• Objective
Check every line of the entries below for the word "терминальным", and copy the ones that have it.

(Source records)
▶
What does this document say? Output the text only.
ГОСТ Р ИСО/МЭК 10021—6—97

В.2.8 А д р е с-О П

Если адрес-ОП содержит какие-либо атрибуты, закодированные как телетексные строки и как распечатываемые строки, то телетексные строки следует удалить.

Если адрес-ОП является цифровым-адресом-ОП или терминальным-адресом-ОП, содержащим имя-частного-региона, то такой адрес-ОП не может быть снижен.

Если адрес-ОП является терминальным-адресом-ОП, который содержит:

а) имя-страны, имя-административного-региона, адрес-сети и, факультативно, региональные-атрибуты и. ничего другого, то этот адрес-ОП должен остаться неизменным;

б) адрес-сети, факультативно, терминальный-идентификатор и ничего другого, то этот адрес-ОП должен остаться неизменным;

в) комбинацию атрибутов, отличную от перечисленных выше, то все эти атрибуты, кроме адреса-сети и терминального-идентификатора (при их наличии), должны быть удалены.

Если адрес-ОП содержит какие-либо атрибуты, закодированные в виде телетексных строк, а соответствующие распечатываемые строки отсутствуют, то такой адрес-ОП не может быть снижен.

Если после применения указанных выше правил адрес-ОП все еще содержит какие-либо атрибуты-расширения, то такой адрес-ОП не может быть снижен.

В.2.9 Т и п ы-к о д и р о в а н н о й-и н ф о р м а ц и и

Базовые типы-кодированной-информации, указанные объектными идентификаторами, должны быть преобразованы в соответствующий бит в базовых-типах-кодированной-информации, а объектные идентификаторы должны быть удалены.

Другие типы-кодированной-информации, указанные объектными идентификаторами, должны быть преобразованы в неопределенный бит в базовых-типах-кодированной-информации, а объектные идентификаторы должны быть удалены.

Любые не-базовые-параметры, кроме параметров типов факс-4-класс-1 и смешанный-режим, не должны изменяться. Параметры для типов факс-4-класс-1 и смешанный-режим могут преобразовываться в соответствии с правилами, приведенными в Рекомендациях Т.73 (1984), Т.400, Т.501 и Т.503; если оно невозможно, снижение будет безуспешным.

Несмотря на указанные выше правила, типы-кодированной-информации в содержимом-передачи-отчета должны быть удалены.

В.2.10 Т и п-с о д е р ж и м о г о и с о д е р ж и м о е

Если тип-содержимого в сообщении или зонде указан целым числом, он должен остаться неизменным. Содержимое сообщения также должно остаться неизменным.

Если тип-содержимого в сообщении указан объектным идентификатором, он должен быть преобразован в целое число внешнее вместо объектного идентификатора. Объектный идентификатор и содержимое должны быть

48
◀
• Task output
Если адрес-ОП является цифровым-адресом-ОП или терминальным-адресом-ОП, содержащим имя-частного-региона, то такой адрес-ОП не может быть снижен.
Если адрес-ОП является терминальным-адресом-ОП, который содержит:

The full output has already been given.